- [DO THIS] Make an exact copy of the records, with the images left out.

################

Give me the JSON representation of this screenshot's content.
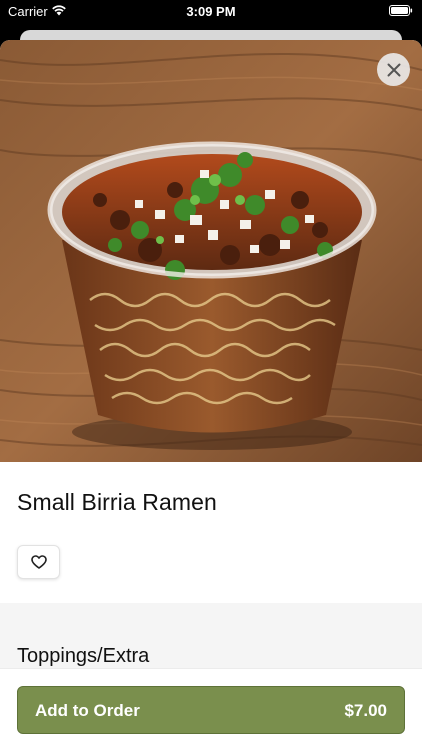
{
  "status_bar": {
    "carrier": "Carrier",
    "time": "3:09 PM",
    "icons": [
      "wifi-icon",
      "battery-icon"
    ]
  },
  "hero": {
    "image_description": "Birria ramen in a clear plastic cup on a wooden table",
    "close_icon": "close-icon"
  },
  "item": {
    "title": "Small Birria Ramen",
    "favorite_icon": "heart-icon"
  },
  "sections": {
    "toppings_title": "Toppings/Extra"
  },
  "order_bar": {
    "add_label": "Add to Order",
    "price": "$7.00"
  },
  "colors": {
    "accent": "#7a8f4d",
    "background_dark": "#000000",
    "section_band": "#f5f5f5"
  }
}
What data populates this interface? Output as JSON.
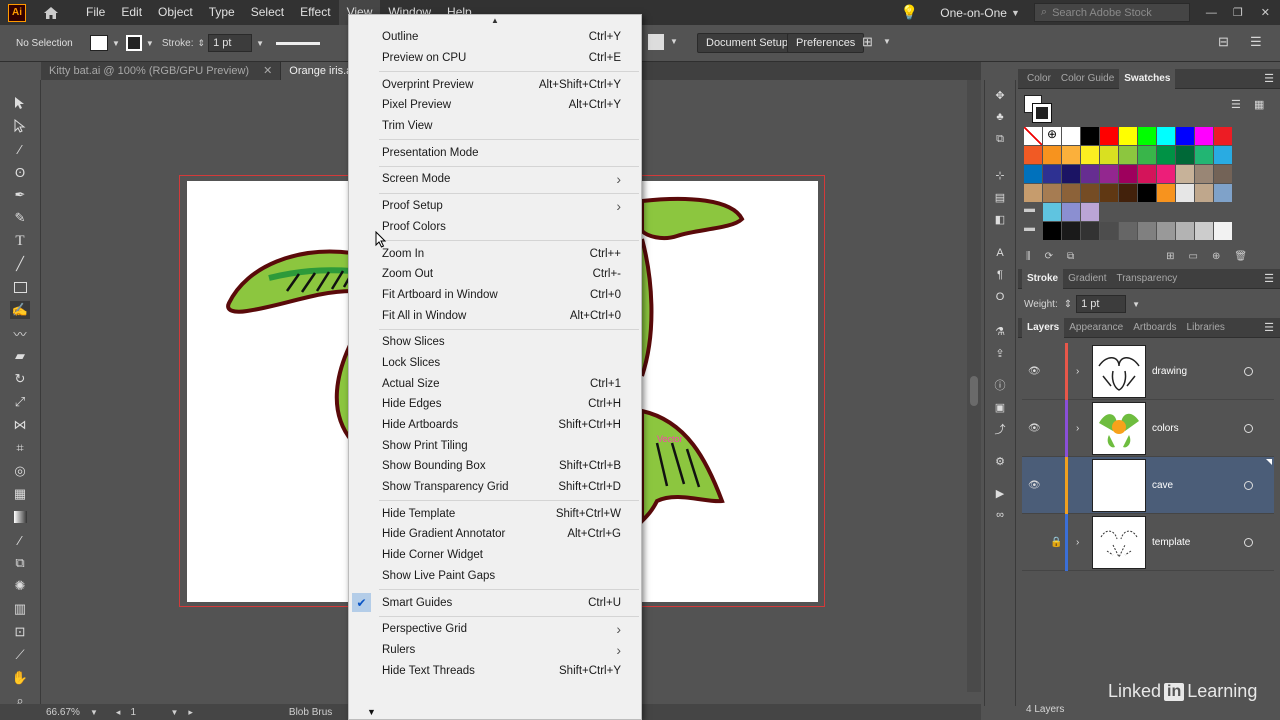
{
  "app": {
    "logo_text": "Ai"
  },
  "menubar": {
    "items": [
      "File",
      "Edit",
      "Object",
      "Type",
      "Select",
      "Effect",
      "View",
      "Window",
      "Help"
    ],
    "workspace": "One-on-One",
    "search_placeholder": "Search Adobe Stock"
  },
  "control_bar": {
    "selection": "No Selection",
    "stroke_label": "Stroke:",
    "stroke_value": "1 pt",
    "document_setup": "Document Setup",
    "preferences": "Preferences"
  },
  "tabs": [
    {
      "label": "Kitty bat.ai @ 100% (RGB/GPU Preview)",
      "active": false
    },
    {
      "label": "Orange iris.ai*",
      "active": true
    }
  ],
  "status_bar": {
    "zoom": "66.67%",
    "artboard": "1",
    "tool": "Blob Brus"
  },
  "canvas": {
    "pink_label": "Vector"
  },
  "view_menu": {
    "groups": [
      [
        {
          "label": "Outline",
          "shortcut": "Ctrl+Y"
        },
        {
          "label": "Preview on CPU",
          "shortcut": "Ctrl+E"
        }
      ],
      [
        {
          "label": "Overprint Preview",
          "shortcut": "Alt+Shift+Ctrl+Y"
        },
        {
          "label": "Pixel Preview",
          "shortcut": "Alt+Ctrl+Y"
        },
        {
          "label": "Trim View",
          "shortcut": ""
        }
      ],
      [
        {
          "label": "Presentation Mode",
          "shortcut": ""
        }
      ],
      [
        {
          "label": "Screen Mode",
          "shortcut": "",
          "submenu": true
        }
      ],
      [
        {
          "label": "Proof Setup",
          "shortcut": "",
          "submenu": true
        },
        {
          "label": "Proof Colors",
          "shortcut": ""
        }
      ],
      [
        {
          "label": "Zoom In",
          "shortcut": "Ctrl++"
        },
        {
          "label": "Zoom Out",
          "shortcut": "Ctrl+-"
        },
        {
          "label": "Fit Artboard in Window",
          "shortcut": "Ctrl+0"
        },
        {
          "label": "Fit All in Window",
          "shortcut": "Alt+Ctrl+0"
        }
      ],
      [
        {
          "label": "Show Slices",
          "shortcut": ""
        },
        {
          "label": "Lock Slices",
          "shortcut": ""
        },
        {
          "label": "Actual Size",
          "shortcut": "Ctrl+1"
        },
        {
          "label": "Hide Edges",
          "shortcut": "Ctrl+H"
        },
        {
          "label": "Hide Artboards",
          "shortcut": "Shift+Ctrl+H"
        },
        {
          "label": "Show Print Tiling",
          "shortcut": ""
        },
        {
          "label": "Show Bounding Box",
          "shortcut": "Shift+Ctrl+B"
        },
        {
          "label": "Show Transparency Grid",
          "shortcut": "Shift+Ctrl+D"
        }
      ],
      [
        {
          "label": "Hide Template",
          "shortcut": "Shift+Ctrl+W"
        },
        {
          "label": "Hide Gradient Annotator",
          "shortcut": "Alt+Ctrl+G"
        },
        {
          "label": "Hide Corner Widget",
          "shortcut": ""
        },
        {
          "label": "Show Live Paint Gaps",
          "shortcut": ""
        }
      ],
      [
        {
          "label": "Smart Guides",
          "shortcut": "Ctrl+U",
          "checked": true
        }
      ],
      [
        {
          "label": "Perspective Grid",
          "shortcut": "",
          "submenu": true
        },
        {
          "label": "Rulers",
          "shortcut": "",
          "submenu": true
        },
        {
          "label": "Hide Text Threads",
          "shortcut": "Shift+Ctrl+Y"
        }
      ]
    ]
  },
  "swatches_panel": {
    "tabs": [
      "Color",
      "Color Guide",
      "Swatches"
    ],
    "active_tab": "Swatches"
  },
  "stroke_panel": {
    "tabs": [
      "Stroke",
      "Gradient",
      "Transparency"
    ],
    "weight_label": "Weight:",
    "weight_value": "1 pt"
  },
  "layers_panel": {
    "tabs": [
      "Layers",
      "Appearance",
      "Artboards",
      "Libraries"
    ],
    "layers": [
      {
        "name": "drawing",
        "color": "#e8574a",
        "visible": true,
        "locked": false,
        "selected": false
      },
      {
        "name": "colors",
        "color": "#8a4fd8",
        "visible": true,
        "locked": false,
        "selected": false
      },
      {
        "name": "cave",
        "color": "#f0a020",
        "visible": true,
        "locked": false,
        "selected": true
      },
      {
        "name": "template",
        "color": "#3a6fd8",
        "visible": false,
        "locked": true,
        "selected": false
      }
    ],
    "count_label": "4 Layers"
  },
  "watermark": {
    "prefix": "Linked",
    "badge": "in",
    "suffix": "Learning"
  }
}
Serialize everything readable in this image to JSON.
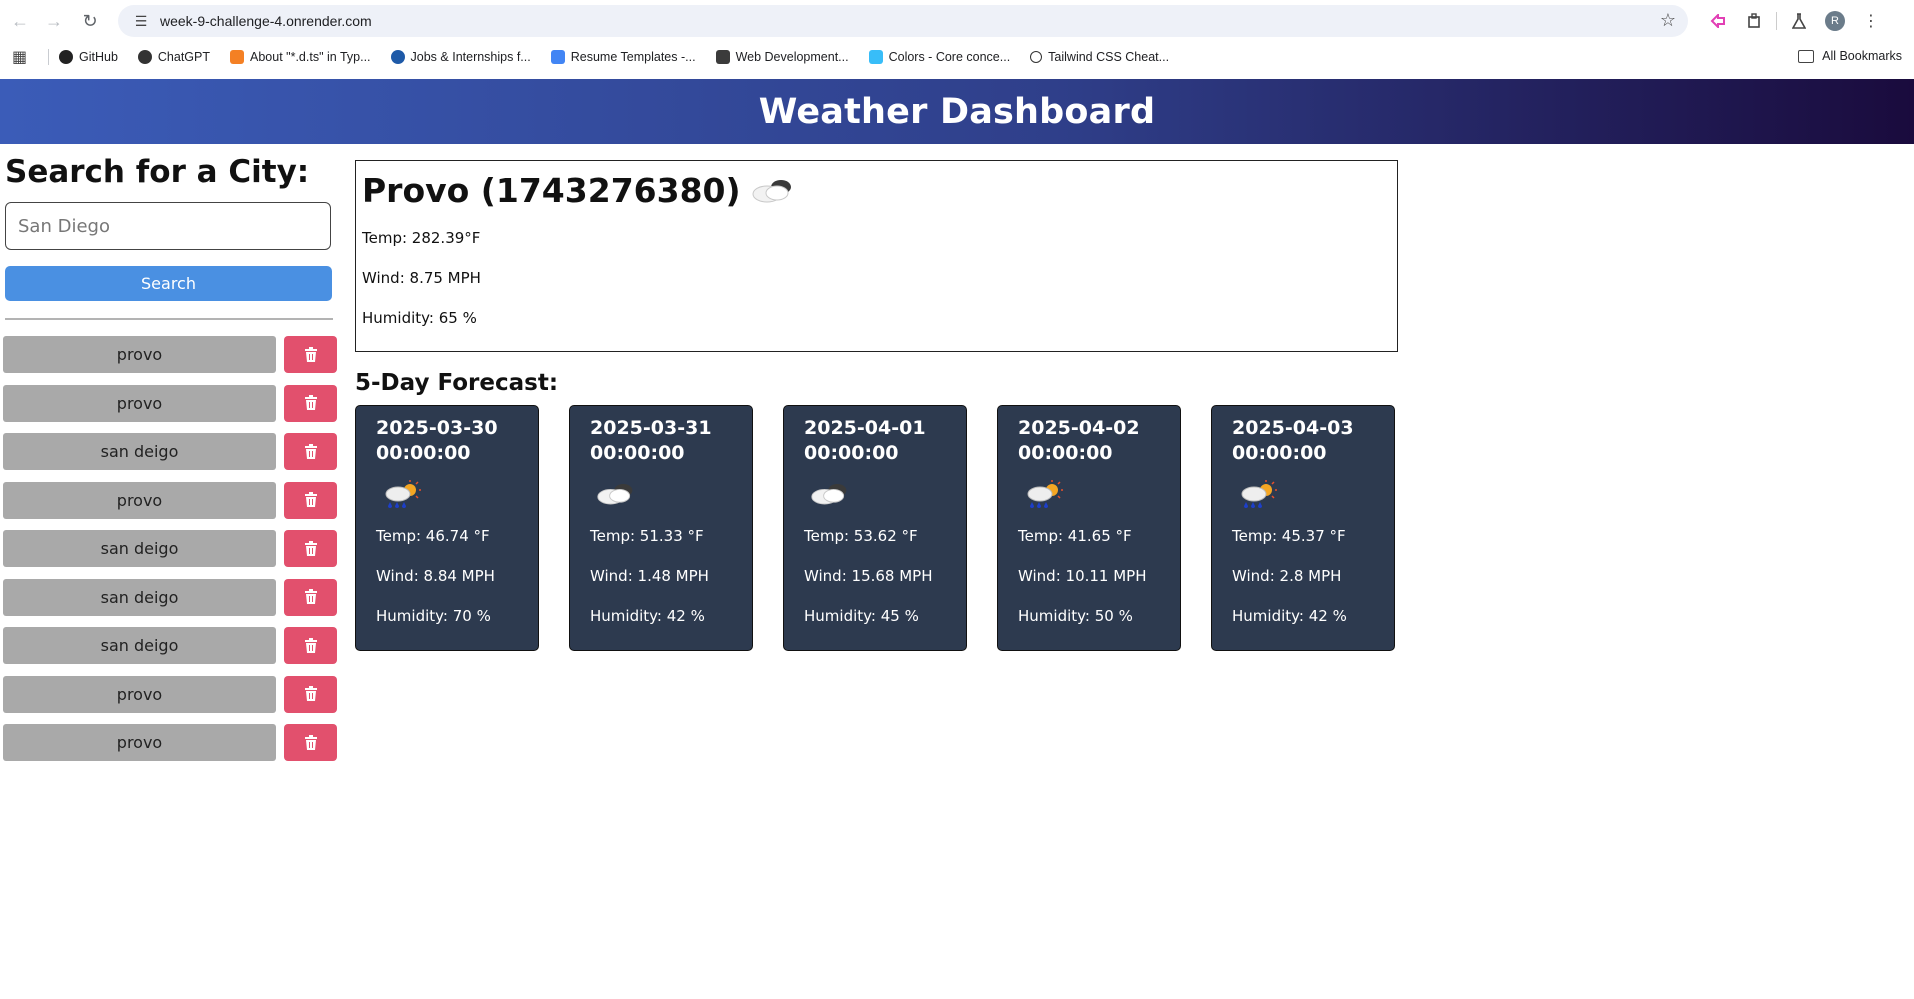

################

- [PROBLEM SOLUTION]
Give me the JSON representation of this screenshot's content.
{
  "status_bar": {
    "carrier": "Carrier",
    "time": "3:09 PM",
    "icons": [
      "wifi-icon",
      "battery-icon"
    ]
  },
  "hero": {
    "image_description": "Birria ramen in a clear plastic cup on a wooden table",
    "close_icon": "close-icon"
  },
  "item": {
    "title": "Small Birria Ramen",
    "favorite_icon": "heart-icon"
  },
  "sections": {
    "toppings_title": "Toppings/Extra"
  },
  "order_bar": {
    "add_label": "Add to Order",
    "price": "$7.00"
  },
  "colors": {
    "accent": "#7a8f4d",
    "background_dark": "#000000",
    "section_band": "#f5f5f5"
  }
}
What data populates this interface? Output as JSON.
{
  "app": {
    "logo_text": "Ai"
  },
  "menubar": {
    "items": [
      "File",
      "Edit",
      "Object",
      "Type",
      "Select",
      "Effect",
      "View",
      "Window",
      "Help"
    ],
    "workspace": "One-on-One",
    "search_placeholder": "Search Adobe Stock"
  },
  "control_bar": {
    "selection": "No Selection",
    "stroke_label": "Stroke:",
    "stroke_value": "1 pt",
    "document_setup": "Document Setup",
    "preferences": "Preferences"
  },
  "tabs": [
    {
      "label": "Kitty bat.ai @ 100% (RGB/GPU Preview)",
      "active": false
    },
    {
      "label": "Orange iris.ai*",
      "active": true
    }
  ],
  "status_bar": {
    "zoom": "66.67%",
    "artboard": "1",
    "tool": "Blob Brus"
  },
  "canvas": {
    "pink_label": "Vector"
  },
  "view_menu": {
    "groups": [
      [
        {
          "label": "Outline",
          "shortcut": "Ctrl+Y"
        },
        {
          "label": "Preview on CPU",
          "shortcut": "Ctrl+E"
        }
      ],
      [
        {
          "label": "Overprint Preview",
          "shortcut": "Alt+Shift+Ctrl+Y"
        },
        {
          "label": "Pixel Preview",
          "shortcut": "Alt+Ctrl+Y"
        },
        {
          "label": "Trim View",
          "shortcut": ""
        }
      ],
      [
        {
          "label": "Presentation Mode",
          "shortcut": ""
        }
      ],
      [
        {
          "label": "Screen Mode",
          "shortcut": "",
          "submenu": true
        }
      ],
      [
        {
          "label": "Proof Setup",
          "shortcut": "",
          "submenu": true
        },
        {
          "label": "Proof Colors",
          "shortcut": ""
        }
      ],
      [
        {
          "label": "Zoom In",
          "shortcut": "Ctrl++"
        },
        {
          "label": "Zoom Out",
          "shortcut": "Ctrl+-"
        },
        {
          "label": "Fit Artboard in Window",
          "shortcut": "Ctrl+0"
        },
        {
          "label": "Fit All in Window",
          "shortcut": "Alt+Ctrl+0"
        }
      ],
      [
        {
          "label": "Show Slices",
          "shortcut": ""
        },
        {
          "label": "Lock Slices",
          "shortcut": ""
        },
        {
          "label": "Actual Size",
          "shortcut": "Ctrl+1"
        },
        {
          "label": "Hide Edges",
          "shortcut": "Ctrl+H"
        },
        {
          "label": "Hide Artboards",
          "shortcut": "Shift+Ctrl+H"
        },
        {
          "label": "Show Print Tiling",
          "shortcut": ""
        },
        {
          "label": "Show Bounding Box",
          "shortcut": "Shift+Ctrl+B"
        },
        {
          "label": "Show Transparency Grid",
          "shortcut": "Shift+Ctrl+D"
        }
      ],
      [
        {
          "label": "Hide Template",
          "shortcut": "Shift+Ctrl+W"
        },
        {
          "label": "Hide Gradient Annotator",
          "shortcut": "Alt+Ctrl+G"
        },
        {
          "label": "Hide Corner Widget",
          "shortcut": ""
        },
        {
          "label": "Show Live Paint Gaps",
          "shortcut": ""
        }
      ],
      [
        {
          "label": "Smart Guides",
          "shortcut": "Ctrl+U",
          "checked": true
        }
      ],
      [
        {
          "label": "Perspective Grid",
          "shortcut": "",
          "submenu": true
        },
        {
          "label": "Rulers",
          "shortcut": "",
          "submenu": true
        },
        {
          "label": "Hide Text Threads",
          "shortcut": "Shift+Ctrl+Y"
        }
      ]
    ]
  },
  "swatches_panel": {
    "tabs": [
      "Color",
      "Color Guide",
      "Swatches"
    ],
    "active_tab": "Swatches"
  },
  "stroke_panel": {
    "tabs": [
      "Stroke",
      "Gradient",
      "Transparency"
    ],
    "weight_label": "Weight:",
    "weight_value": "1 pt"
  },
  "layers_panel": {
    "tabs": [
      "Layers",
      "Appearance",
      "Artboards",
      "Libraries"
    ],
    "layers": [
      {
        "name": "drawing",
        "color": "#e8574a",
        "visible": true,
        "locked": false,
        "selected": false
      },
      {
        "name": "colors",
        "color": "#8a4fd8",
        "visible": true,
        "locked": false,
        "selected": false
      },
      {
        "name": "cave",
        "color": "#f0a020",
        "visible": true,
        "locked": false,
        "selected": true
      },
      {
        "name": "template",
        "color": "#3a6fd8",
        "visible": false,
        "locked": true,
        "selected": false
      }
    ],
    "count_label": "4 Layers"
  },
  "watermark": {
    "prefix": "Linked",
    "badge": "in",
    "suffix": "Learning"
  }
}
Serialize everything readable in this image to JSON.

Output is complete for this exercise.